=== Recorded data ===
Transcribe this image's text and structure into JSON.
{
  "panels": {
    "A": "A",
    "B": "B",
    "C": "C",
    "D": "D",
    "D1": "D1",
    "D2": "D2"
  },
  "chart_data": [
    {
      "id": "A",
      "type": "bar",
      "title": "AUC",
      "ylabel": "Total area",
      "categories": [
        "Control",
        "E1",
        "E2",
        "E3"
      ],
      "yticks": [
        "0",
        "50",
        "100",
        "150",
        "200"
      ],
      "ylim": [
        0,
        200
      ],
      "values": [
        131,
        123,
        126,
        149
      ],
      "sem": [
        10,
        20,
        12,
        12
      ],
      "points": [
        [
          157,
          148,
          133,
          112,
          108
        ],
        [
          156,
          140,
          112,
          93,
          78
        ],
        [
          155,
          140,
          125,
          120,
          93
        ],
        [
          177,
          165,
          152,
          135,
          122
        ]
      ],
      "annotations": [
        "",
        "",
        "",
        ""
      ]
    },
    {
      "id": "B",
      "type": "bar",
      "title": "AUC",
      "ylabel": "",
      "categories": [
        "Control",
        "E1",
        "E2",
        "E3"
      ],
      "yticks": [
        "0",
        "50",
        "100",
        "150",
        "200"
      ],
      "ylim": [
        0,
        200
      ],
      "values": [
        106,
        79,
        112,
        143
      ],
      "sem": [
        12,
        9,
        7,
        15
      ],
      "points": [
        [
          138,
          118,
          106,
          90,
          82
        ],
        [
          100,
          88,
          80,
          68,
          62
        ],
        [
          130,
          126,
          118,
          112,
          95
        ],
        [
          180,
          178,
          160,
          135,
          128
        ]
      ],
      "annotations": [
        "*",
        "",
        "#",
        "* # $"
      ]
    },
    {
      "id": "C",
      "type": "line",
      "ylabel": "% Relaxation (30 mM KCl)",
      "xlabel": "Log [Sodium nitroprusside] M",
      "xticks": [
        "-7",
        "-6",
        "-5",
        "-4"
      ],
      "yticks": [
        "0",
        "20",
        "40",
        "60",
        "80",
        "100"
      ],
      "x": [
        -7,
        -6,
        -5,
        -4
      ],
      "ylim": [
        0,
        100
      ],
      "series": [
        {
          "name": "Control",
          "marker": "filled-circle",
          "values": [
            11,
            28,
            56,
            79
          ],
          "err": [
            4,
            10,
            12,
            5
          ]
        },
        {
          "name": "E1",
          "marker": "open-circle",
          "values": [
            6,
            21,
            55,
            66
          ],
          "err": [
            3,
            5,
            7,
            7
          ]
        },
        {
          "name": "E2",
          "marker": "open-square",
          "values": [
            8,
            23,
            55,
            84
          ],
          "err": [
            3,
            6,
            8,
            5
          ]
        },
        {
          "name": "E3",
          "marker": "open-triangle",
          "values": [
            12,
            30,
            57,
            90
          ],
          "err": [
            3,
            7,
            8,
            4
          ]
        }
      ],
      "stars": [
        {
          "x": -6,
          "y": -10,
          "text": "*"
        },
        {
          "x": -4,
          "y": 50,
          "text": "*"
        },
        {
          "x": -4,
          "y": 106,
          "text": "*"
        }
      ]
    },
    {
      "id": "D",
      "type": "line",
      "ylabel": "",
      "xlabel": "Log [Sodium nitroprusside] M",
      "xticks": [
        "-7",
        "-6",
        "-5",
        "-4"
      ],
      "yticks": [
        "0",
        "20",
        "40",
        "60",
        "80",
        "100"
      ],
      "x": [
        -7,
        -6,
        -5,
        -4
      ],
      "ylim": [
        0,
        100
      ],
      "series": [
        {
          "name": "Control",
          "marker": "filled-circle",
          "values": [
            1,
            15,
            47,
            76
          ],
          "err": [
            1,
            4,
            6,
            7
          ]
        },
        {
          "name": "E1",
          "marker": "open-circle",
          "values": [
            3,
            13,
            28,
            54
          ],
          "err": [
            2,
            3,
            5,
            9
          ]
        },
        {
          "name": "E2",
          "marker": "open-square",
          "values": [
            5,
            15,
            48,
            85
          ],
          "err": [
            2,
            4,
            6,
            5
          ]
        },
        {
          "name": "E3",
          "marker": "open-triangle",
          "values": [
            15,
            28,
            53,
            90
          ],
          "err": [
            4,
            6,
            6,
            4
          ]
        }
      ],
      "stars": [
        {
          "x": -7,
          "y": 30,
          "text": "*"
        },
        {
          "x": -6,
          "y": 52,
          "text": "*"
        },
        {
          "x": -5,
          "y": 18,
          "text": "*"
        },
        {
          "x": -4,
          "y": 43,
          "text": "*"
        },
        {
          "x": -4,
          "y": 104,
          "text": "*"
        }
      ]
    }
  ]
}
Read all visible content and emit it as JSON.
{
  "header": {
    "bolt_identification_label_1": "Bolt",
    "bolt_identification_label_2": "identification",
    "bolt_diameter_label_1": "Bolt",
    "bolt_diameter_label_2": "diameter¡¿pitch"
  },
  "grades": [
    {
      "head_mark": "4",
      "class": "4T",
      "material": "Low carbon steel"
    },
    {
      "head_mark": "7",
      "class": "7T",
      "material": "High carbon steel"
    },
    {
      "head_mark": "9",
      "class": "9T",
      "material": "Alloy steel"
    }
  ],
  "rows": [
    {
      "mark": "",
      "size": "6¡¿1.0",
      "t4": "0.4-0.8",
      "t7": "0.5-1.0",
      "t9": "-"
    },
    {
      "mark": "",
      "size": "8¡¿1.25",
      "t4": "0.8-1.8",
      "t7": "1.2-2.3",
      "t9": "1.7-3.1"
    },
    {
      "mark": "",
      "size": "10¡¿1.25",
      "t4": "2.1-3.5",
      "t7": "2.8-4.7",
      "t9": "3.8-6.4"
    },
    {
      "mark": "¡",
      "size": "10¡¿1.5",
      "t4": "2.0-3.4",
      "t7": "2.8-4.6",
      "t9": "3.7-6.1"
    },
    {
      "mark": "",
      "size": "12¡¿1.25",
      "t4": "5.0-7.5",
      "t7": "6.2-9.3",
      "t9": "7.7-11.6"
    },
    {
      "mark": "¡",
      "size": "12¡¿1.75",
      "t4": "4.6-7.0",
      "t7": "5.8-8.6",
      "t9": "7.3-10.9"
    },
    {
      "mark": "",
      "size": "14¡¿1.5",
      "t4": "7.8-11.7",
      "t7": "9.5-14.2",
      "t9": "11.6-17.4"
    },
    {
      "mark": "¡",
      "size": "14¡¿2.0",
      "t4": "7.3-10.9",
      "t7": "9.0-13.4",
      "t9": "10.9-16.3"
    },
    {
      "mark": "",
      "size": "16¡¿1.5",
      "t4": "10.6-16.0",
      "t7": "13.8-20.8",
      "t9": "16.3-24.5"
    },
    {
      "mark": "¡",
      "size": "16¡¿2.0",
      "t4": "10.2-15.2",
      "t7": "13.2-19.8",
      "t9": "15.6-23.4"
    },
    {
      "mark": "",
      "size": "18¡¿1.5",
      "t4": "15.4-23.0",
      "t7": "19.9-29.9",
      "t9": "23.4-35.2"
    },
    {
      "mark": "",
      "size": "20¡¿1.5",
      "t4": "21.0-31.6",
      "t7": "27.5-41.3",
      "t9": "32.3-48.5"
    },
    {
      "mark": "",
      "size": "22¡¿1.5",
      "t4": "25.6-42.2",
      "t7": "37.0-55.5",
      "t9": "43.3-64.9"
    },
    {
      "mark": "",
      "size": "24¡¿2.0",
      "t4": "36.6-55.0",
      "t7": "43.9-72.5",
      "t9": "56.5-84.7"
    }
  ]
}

=== PROBLEM ===
Output each entry precisely as given.

=== RESPONSE BELOW ===
Transcribe this image's text and structure into JSON.
{
  "panels": {
    "A": "A",
    "B": "B",
    "C": "C",
    "D": "D",
    "D1": "D1",
    "D2": "D2"
  },
  "chart_data": [
    {
      "id": "A",
      "type": "bar",
      "title": "AUC",
      "ylabel": "Total area",
      "categories": [
        "Control",
        "E1",
        "E2",
        "E3"
      ],
      "yticks": [
        "0",
        "50",
        "100",
        "150",
        "200"
      ],
      "ylim": [
        0,
        200
      ],
      "values": [
        131,
        123,
        126,
        149
      ],
      "sem": [
        10,
        20,
        12,
        12
      ],
      "points": [
        [
          157,
          148,
          133,
          112,
          108
        ],
        [
          156,
          140,
          112,
          93,
          78
        ],
        [
          155,
          140,
          125,
          120,
          93
        ],
        [
          177,
          165,
          152,
          135,
          122
        ]
      ],
      "annotations": [
        "",
        "",
        "",
        ""
      ]
    },
    {
      "id": "B",
      "type": "bar",
      "title": "AUC",
      "ylabel": "",
      "categories": [
        "Control",
        "E1",
        "E2",
        "E3"
      ],
      "yticks": [
        "0",
        "50",
        "100",
        "150",
        "200"
      ],
      "ylim": [
        0,
        200
      ],
      "values": [
        106,
        79,
        112,
        143
      ],
      "sem": [
        12,
        9,
        7,
        15
      ],
      "points": [
        [
          138,
          118,
          106,
          90,
          82
        ],
        [
          100,
          88,
          80,
          68,
          62
        ],
        [
          130,
          126,
          118,
          112,
          95
        ],
        [
          180,
          178,
          160,
          135,
          128
        ]
      ],
      "annotations": [
        "*",
        "",
        "#",
        "* # $"
      ]
    },
    {
      "id": "C",
      "type": "line",
      "ylabel": "% Relaxation (30 mM KCl)",
      "xlabel": "Log [Sodium nitroprusside] M",
      "xticks": [
        "-7",
        "-6",
        "-5",
        "-4"
      ],
      "yticks": [
        "0",
        "20",
        "40",
        "60",
        "80",
        "100"
      ],
      "x": [
        -7,
        -6,
        -5,
        -4
      ],
      "ylim": [
        0,
        100
      ],
      "series": [
        {
          "name": "Control",
          "marker": "filled-circle",
          "values": [
            11,
            28,
            56,
            79
          ],
          "err": [
            4,
            10,
            12,
            5
          ]
        },
        {
          "name": "E1",
          "marker": "open-circle",
          "values": [
            6,
            21,
            55,
            66
          ],
          "err": [
            3,
            5,
            7,
            7
          ]
        },
        {
          "name": "E2",
          "marker": "open-square",
          "values": [
            8,
            23,
            55,
            84
          ],
          "err": [
            3,
            6,
            8,
            5
          ]
        },
        {
          "name": "E3",
          "marker": "open-triangle",
          "values": [
            12,
            30,
            57,
            90
          ],
          "err": [
            3,
            7,
            8,
            4
          ]
        }
      ],
      "stars": [
        {
          "x": -6,
          "y": -10,
          "text": "*"
        },
        {
          "x": -4,
          "y": 50,
          "text": "*"
        },
        {
          "x": -4,
          "y": 106,
          "text": "*"
        }
      ]
    },
    {
      "id": "D",
      "type": "line",
      "ylabel": "",
      "xlabel": "Log [Sodium nitroprusside] M",
      "xticks": [
        "-7",
        "-6",
        "-5",
        "-4"
      ],
      "yticks": [
        "0",
        "20",
        "40",
        "60",
        "80",
        "100"
      ],
      "x": [
        -7,
        -6,
        -5,
        -4
      ],
      "ylim": [
        0,
        100
      ],
      "series": [
        {
          "name": "Control",
          "marker": "filled-circle",
          "values": [
            1,
            15,
            47,
            76
          ],
          "err": [
            1,
            4,
            6,
            7
          ]
        },
        {
          "name": "E1",
          "marker": "open-circle",
          "values": [
            3,
            13,
            28,
            54
          ],
          "err": [
            2,
            3,
            5,
            9
          ]
        },
        {
          "name": "E2",
          "marker": "open-square",
          "values": [
            5,
            15,
            48,
            85
          ],
          "err": [
            2,
            4,
            6,
            5
          ]
        },
        {
          "name": "E3",
          "marker": "open-triangle",
          "values": [
            15,
            28,
            53,
            90
          ],
          "err": [
            4,
            6,
            6,
            4
          ]
        }
      ],
      "stars": [
        {
          "x": -7,
          "y": 30,
          "text": "*"
        },
        {
          "x": -6,
          "y": 52,
          "text": "*"
        },
        {
          "x": -5,
          "y": 18,
          "text": "*"
        },
        {
          "x": -4,
          "y": 43,
          "text": "*"
        },
        {
          "x": -4,
          "y": 104,
          "text": "*"
        }
      ]
    }
  ]
}
Read all visible content and emit it as JSON.
{
  "header": {
    "bolt_identification_label_1": "Bolt",
    "bolt_identification_label_2": "identification",
    "bolt_diameter_label_1": "Bolt",
    "bolt_diameter_label_2": "diameter¡¿pitch"
  },
  "grades": [
    {
      "head_mark": "4",
      "class": "4T",
      "material": "Low carbon steel"
    },
    {
      "head_mark": "7",
      "class": "7T",
      "material": "High carbon steel"
    },
    {
      "head_mark": "9",
      "class": "9T",
      "material": "Alloy steel"
    }
  ],
  "rows": [
    {
      "mark": "",
      "size": "6¡¿1.0",
      "t4": "0.4-0.8",
      "t7": "0.5-1.0",
      "t9": "-"
    },
    {
      "mark": "",
      "size": "8¡¿1.25",
      "t4": "0.8-1.8",
      "t7": "1.2-2.3",
      "t9": "1.7-3.1"
    },
    {
      "mark": "",
      "size": "10¡¿1.25",
      "t4": "2.1-3.5",
      "t7": "2.8-4.7",
      "t9": "3.8-6.4"
    },
    {
      "mark": "¡",
      "size": "10¡¿1.5",
      "t4": "2.0-3.4",
      "t7": "2.8-4.6",
      "t9": "3.7-6.1"
    },
    {
      "mark": "",
      "size": "12¡¿1.25",
      "t4": "5.0-7.5",
      "t7": "6.2-9.3",
      "t9": "7.7-11.6"
    },
    {
      "mark": "¡",
      "size": "12¡¿1.75",
      "t4": "4.6-7.0",
      "t7": "5.8-8.6",
      "t9": "7.3-10.9"
    },
    {
      "mark": "",
      "size": "14¡¿1.5",
      "t4": "7.8-11.7",
      "t7": "9.5-14.2",
      "t9": "11.6-17.4"
    },
    {
      "mark": "¡",
      "size": "14¡¿2.0",
      "t4": "7.3-10.9",
      "t7": "9.0-13.4",
      "t9": "10.9-16.3"
    },
    {
      "mark": "",
      "size": "16¡¿1.5",
      "t4": "10.6-16.0",
      "t7": "13.8-20.8",
      "t9": "16.3-24.5"
    },
    {
      "mark": "¡",
      "size": "16¡¿2.0",
      "t4": "10.2-15.2",
      "t7": "13.2-19.8",
      "t9": "15.6-23.4"
    },
    {
      "mark": "",
      "size": "18¡¿1.5",
      "t4": "15.4-23.0",
      "t7": "19.9-29.9",
      "t9": "23.4-35.2"
    },
    {
      "mark": "",
      "size": "20¡¿1.5",
      "t4": "21.0-31.6",
      "t7": "27.5-41.3",
      "t9": "32.3-48.5"
    },
    {
      "mark": "",
      "size": "22¡¿1.5",
      "t4": "25.6-42.2",
      "t7": "37.0-55.5",
      "t9": "43.3-64.9"
    },
    {
      "mark": "",
      "size": "24¡¿2.0",
      "t4": "36.6-55.0",
      "t7": "43.9-72.5",
      "t9": "56.5-84.7"
    }
  ]
}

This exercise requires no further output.